Written task: Where a line below holds the string "view", copy that line.
[Begin]
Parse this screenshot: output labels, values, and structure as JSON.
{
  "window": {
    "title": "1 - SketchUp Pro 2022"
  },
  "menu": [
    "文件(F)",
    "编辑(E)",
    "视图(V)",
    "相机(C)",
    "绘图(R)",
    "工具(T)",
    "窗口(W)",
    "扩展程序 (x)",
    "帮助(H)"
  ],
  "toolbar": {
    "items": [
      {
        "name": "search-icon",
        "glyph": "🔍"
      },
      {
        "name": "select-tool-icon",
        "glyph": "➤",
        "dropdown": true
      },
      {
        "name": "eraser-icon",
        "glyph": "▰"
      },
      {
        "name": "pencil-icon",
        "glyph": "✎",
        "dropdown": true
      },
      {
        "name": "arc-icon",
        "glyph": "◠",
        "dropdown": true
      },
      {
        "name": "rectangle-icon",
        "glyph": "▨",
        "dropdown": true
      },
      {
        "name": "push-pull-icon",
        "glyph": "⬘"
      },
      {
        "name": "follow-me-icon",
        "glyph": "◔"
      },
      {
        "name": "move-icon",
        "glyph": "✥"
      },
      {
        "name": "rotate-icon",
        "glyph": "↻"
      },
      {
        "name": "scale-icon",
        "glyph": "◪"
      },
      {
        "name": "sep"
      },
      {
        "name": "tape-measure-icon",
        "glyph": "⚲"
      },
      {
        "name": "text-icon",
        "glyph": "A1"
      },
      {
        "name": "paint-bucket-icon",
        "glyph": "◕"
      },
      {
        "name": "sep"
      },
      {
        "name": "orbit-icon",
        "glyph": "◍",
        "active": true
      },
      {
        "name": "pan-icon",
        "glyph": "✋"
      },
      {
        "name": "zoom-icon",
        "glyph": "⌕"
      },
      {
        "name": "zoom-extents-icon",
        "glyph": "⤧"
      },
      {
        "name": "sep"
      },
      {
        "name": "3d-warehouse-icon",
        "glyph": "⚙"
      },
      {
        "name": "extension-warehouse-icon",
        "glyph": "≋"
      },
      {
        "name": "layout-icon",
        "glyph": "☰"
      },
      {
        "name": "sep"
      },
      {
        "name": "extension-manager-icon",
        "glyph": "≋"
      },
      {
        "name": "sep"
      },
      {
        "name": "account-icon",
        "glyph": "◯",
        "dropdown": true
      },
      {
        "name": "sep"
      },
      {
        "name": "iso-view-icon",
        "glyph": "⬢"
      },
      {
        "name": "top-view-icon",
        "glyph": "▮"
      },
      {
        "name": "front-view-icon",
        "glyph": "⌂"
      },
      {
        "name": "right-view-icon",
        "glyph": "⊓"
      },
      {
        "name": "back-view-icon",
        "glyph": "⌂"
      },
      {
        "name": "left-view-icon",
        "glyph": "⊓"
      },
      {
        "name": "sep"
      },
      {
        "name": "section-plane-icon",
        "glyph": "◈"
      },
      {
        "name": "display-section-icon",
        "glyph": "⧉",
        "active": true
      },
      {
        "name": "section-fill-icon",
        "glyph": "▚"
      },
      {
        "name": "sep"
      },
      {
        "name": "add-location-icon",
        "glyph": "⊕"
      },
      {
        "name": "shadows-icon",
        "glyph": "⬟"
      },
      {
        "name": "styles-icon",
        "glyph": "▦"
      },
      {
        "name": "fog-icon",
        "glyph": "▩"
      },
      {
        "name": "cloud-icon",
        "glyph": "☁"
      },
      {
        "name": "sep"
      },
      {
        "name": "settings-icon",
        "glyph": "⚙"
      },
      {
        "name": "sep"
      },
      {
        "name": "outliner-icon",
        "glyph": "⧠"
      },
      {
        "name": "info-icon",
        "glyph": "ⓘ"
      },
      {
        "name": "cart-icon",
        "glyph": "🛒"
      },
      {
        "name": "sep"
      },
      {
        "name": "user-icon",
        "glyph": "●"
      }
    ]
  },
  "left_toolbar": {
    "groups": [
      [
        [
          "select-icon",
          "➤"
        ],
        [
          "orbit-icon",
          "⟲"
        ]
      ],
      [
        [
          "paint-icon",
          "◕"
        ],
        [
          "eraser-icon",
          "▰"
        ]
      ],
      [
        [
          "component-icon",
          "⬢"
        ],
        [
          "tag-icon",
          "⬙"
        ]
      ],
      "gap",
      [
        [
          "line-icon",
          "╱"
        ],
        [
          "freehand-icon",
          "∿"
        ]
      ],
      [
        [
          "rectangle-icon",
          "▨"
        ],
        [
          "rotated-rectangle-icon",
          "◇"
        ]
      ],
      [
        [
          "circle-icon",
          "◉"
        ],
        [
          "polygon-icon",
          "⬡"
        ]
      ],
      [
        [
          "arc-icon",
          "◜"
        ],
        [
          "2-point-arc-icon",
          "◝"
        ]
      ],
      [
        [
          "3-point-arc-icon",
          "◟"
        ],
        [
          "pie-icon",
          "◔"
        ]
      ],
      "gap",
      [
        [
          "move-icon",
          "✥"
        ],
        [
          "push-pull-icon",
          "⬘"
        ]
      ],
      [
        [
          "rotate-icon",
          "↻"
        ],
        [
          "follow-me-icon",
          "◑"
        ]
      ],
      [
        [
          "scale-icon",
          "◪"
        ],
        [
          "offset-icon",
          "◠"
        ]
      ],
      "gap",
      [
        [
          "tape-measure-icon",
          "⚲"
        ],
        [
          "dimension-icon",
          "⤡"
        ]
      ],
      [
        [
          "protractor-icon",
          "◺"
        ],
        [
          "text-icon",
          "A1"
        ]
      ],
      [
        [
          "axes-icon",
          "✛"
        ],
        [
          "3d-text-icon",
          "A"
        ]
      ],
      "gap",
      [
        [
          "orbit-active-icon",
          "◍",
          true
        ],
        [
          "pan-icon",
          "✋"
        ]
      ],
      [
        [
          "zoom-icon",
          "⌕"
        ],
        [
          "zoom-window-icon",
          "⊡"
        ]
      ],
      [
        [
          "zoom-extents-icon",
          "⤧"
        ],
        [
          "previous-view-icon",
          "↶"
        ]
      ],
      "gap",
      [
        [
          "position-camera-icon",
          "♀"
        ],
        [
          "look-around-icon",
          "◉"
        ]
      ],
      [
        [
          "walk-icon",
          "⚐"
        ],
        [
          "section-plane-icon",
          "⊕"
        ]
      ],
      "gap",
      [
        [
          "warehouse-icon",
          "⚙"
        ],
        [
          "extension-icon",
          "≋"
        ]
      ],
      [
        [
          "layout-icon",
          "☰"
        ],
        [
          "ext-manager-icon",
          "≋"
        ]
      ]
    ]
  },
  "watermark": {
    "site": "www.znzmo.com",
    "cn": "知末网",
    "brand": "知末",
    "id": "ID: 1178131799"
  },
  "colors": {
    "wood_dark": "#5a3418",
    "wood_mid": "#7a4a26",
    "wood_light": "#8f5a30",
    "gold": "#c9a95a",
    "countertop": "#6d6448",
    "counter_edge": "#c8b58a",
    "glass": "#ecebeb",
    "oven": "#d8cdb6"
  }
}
[End]
Solved problem:
        "name": "iso-view-icon",
        "name": "top-view-icon",
        "name": "front-view-icon",
        "name": "right-view-icon",
        "name": "back-view-icon",
        "name": "left-view-icon",
          "previous-view-icon",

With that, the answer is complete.